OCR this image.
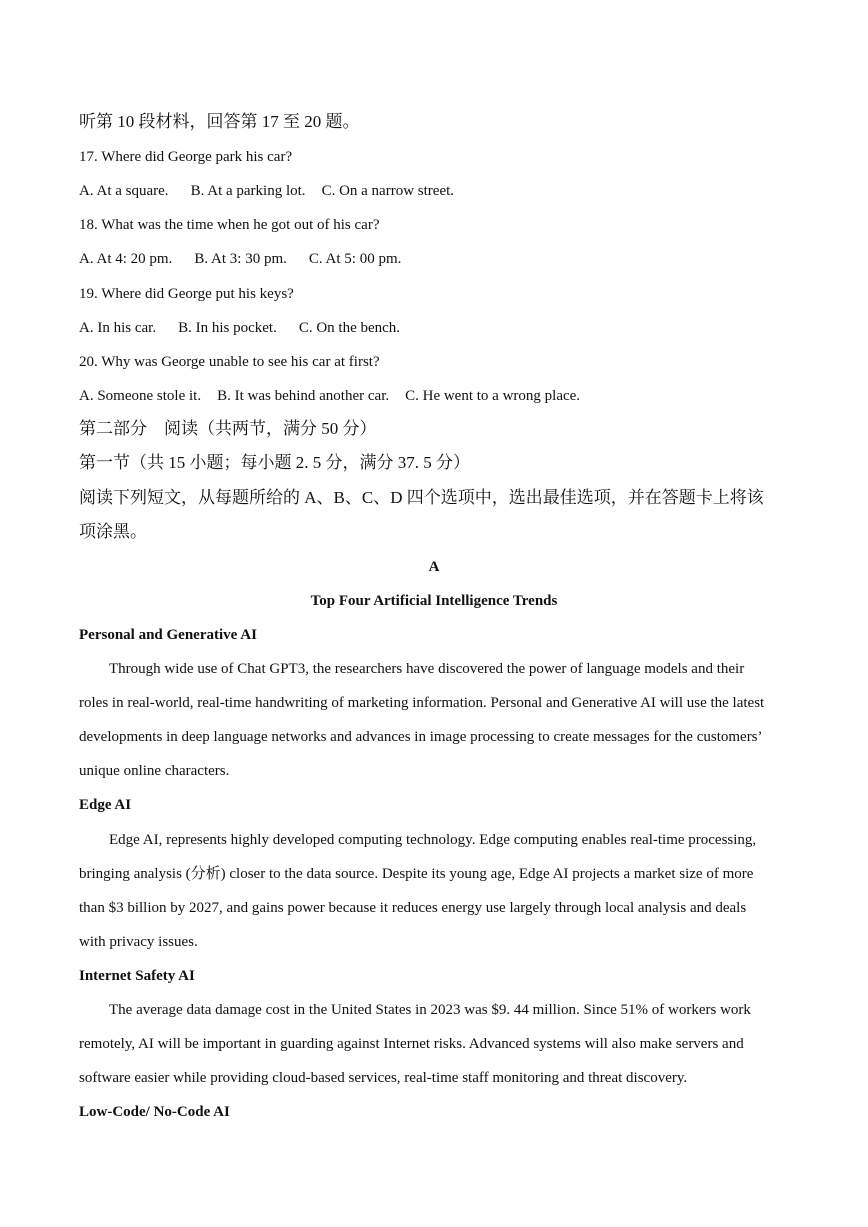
听第 10 段材料，回答第 17 至 20 题。
17. Where did George park his car?
A. At a square. B. At a parking lot. C. On a narrow street.
18. What was the time when he got out of his car?
A. At 4: 20 pm. B. At 3: 30 pm. C. At 5: 00 pm.
19. Where did George put his keys?
A. In his car. B. In his pocket. C. On the bench.
20. Why was George unable to see his car at first?
A. Someone stole it. B. It was behind another car. C. He went to a wrong place.
第二部分　阅读（共两节，满分 50 分）
第一节（共 15 小题；每小题 2. 5 分，满分 37. 5 分）
阅读下列短文，从每题所给的 A、B、C、D 四个选项中，选出最佳选项，并在答题卡上将该
项涂黑。
A
Top Four Artificial Intelligence Trends
Personal and Generative AI
Through wide use of Chat GPT3, the researchers have discovered the power of language models and their
roles in real-world, real-time handwriting of marketing information. Personal and Generative AI will use the latest
developments in deep language networks and advances in image processing to create messages for the customers’
unique online characters.
Edge AI
Edge AI, represents highly developed computing technology. Edge computing enables real-time processing,
bringing analysis (分析) closer to the data source. Despite its young age, Edge AI projects a market size of more
than $3 billion by 2027, and gains power because it reduces energy use largely through local analysis and deals
with privacy issues.
Internet Safety AI
The average data damage cost in the United States in 2023 was $9. 44 million. Since 51% of workers work
remotely, AI will be important in guarding against Internet risks. Advanced systems will also make servers and
software easier while providing cloud-based services, real-time staff monitoring and threat discovery.
Low-Code/ No-Code AI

EXERCISE BRIEF =
Report the number of lines in the entries above that include the word "George" and add nothing to it.

OUTPUT BELOW =
3